Figure contents as structured data:
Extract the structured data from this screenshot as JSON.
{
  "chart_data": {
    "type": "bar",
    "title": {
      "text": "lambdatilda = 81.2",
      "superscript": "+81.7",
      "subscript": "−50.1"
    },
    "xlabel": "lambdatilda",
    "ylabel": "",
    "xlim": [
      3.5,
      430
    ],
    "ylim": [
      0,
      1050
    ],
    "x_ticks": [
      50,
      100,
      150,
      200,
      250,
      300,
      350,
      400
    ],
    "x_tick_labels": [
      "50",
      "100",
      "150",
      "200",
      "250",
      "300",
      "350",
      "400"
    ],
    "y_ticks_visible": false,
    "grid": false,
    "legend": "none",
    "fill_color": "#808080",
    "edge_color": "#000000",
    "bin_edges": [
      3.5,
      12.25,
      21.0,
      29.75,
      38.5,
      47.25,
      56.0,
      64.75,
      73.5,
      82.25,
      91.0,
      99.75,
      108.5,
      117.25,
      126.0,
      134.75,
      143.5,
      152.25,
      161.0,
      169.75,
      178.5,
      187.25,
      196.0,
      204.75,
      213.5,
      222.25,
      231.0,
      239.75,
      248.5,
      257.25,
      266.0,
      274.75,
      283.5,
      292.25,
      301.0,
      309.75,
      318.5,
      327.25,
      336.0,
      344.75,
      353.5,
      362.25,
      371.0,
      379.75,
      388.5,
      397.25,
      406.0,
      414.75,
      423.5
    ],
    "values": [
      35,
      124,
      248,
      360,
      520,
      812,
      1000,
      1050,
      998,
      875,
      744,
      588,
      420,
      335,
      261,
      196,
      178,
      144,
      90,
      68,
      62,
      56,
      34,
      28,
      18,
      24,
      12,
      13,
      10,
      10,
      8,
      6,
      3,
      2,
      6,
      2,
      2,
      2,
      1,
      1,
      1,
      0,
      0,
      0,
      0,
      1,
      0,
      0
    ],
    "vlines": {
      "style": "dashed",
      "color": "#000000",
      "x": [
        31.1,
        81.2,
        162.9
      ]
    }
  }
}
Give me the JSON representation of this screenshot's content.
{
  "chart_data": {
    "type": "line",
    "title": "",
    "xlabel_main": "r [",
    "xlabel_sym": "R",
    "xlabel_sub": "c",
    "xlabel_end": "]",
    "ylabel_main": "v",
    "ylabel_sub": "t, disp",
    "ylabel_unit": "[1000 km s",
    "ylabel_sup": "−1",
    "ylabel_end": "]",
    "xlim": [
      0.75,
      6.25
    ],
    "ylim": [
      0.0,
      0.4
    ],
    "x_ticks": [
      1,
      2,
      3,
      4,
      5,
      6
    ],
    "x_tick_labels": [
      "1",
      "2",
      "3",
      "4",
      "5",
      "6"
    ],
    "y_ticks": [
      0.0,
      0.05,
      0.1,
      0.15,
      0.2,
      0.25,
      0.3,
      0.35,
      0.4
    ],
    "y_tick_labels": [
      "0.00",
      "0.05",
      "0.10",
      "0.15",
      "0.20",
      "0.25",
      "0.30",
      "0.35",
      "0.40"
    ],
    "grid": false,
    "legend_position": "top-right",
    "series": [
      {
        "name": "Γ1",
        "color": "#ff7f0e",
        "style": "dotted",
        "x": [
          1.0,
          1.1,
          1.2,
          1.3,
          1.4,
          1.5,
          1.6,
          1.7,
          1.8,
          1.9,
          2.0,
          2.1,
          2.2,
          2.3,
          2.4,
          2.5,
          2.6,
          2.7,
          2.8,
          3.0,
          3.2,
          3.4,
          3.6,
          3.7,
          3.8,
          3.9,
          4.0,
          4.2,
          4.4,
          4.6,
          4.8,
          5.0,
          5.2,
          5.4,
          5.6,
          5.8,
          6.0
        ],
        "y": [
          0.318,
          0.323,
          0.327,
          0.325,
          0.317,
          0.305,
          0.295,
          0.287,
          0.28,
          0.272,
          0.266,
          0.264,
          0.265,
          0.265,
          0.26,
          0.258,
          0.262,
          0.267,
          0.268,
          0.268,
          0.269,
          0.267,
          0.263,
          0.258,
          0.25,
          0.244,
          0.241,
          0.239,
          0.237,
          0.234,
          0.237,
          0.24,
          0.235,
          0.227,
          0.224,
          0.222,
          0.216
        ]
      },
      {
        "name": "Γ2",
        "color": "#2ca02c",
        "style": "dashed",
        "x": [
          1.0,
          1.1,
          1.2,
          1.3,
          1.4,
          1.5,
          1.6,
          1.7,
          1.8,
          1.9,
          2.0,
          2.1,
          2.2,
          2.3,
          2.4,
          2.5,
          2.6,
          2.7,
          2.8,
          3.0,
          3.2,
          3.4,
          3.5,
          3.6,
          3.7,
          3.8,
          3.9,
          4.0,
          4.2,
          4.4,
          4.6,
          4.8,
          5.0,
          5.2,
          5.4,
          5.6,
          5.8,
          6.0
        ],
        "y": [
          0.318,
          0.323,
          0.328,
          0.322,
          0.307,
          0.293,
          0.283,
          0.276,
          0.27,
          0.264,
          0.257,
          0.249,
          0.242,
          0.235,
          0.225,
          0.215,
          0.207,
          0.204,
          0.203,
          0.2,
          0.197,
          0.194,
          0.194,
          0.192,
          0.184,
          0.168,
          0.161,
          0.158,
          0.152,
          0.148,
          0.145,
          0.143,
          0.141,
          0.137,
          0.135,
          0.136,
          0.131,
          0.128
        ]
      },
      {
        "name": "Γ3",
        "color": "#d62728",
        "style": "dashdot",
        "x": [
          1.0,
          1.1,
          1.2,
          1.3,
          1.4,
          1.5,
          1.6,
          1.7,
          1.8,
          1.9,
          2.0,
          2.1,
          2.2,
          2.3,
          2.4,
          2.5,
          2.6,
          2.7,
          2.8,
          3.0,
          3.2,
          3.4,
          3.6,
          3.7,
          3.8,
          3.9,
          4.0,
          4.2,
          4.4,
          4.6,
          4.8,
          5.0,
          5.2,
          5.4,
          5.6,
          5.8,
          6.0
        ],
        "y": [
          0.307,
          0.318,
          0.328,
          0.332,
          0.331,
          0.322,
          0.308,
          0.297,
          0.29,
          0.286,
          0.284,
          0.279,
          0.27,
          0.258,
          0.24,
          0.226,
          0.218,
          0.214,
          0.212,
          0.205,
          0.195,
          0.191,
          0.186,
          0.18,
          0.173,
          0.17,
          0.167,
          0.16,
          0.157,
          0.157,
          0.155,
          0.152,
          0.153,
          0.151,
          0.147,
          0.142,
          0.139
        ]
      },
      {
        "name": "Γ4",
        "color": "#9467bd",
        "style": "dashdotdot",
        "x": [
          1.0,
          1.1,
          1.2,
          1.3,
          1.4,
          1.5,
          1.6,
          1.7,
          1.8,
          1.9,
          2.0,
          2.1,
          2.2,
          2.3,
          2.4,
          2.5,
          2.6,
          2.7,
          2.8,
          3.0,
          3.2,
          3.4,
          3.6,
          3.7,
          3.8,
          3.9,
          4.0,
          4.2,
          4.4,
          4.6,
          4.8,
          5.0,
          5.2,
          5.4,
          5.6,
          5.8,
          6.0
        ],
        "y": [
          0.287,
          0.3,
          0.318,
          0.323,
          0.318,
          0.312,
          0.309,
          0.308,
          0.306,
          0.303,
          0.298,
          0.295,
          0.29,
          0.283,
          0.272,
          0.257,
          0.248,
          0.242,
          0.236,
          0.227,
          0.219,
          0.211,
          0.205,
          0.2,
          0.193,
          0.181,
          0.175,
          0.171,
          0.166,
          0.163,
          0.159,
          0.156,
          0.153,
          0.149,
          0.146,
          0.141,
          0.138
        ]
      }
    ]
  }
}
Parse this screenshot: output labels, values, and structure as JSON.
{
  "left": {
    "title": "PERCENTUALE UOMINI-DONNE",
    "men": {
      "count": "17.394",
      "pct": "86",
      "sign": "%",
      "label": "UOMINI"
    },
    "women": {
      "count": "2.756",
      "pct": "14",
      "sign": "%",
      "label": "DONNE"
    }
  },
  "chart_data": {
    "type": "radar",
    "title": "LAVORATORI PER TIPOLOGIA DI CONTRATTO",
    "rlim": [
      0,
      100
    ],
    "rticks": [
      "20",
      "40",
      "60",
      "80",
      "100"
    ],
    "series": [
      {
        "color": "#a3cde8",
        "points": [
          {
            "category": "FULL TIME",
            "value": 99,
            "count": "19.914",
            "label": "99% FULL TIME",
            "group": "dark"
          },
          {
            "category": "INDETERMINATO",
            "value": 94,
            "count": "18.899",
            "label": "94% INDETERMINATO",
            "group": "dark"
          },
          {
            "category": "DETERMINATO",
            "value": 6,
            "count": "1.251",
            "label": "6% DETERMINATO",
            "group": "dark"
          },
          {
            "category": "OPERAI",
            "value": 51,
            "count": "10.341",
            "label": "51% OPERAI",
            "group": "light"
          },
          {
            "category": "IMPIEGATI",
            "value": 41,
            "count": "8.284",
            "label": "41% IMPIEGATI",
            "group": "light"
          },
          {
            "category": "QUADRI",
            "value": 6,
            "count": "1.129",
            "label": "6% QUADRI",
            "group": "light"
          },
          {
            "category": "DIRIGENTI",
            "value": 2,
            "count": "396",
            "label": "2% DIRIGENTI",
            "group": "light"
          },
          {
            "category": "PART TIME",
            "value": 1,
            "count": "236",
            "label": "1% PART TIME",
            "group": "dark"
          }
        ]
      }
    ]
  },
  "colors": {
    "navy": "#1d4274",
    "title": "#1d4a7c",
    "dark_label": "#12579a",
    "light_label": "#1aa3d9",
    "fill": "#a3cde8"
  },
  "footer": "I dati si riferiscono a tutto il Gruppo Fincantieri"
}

WRITTEN REQUEST:
Each line with the string "style" in it needs to be found and copied.

WORKED ANSWER:
      "style": "dashed",
        "style": "dotted",
        "style": "dashed",
        "style": "dashdot",
        "style": "dashdotdot",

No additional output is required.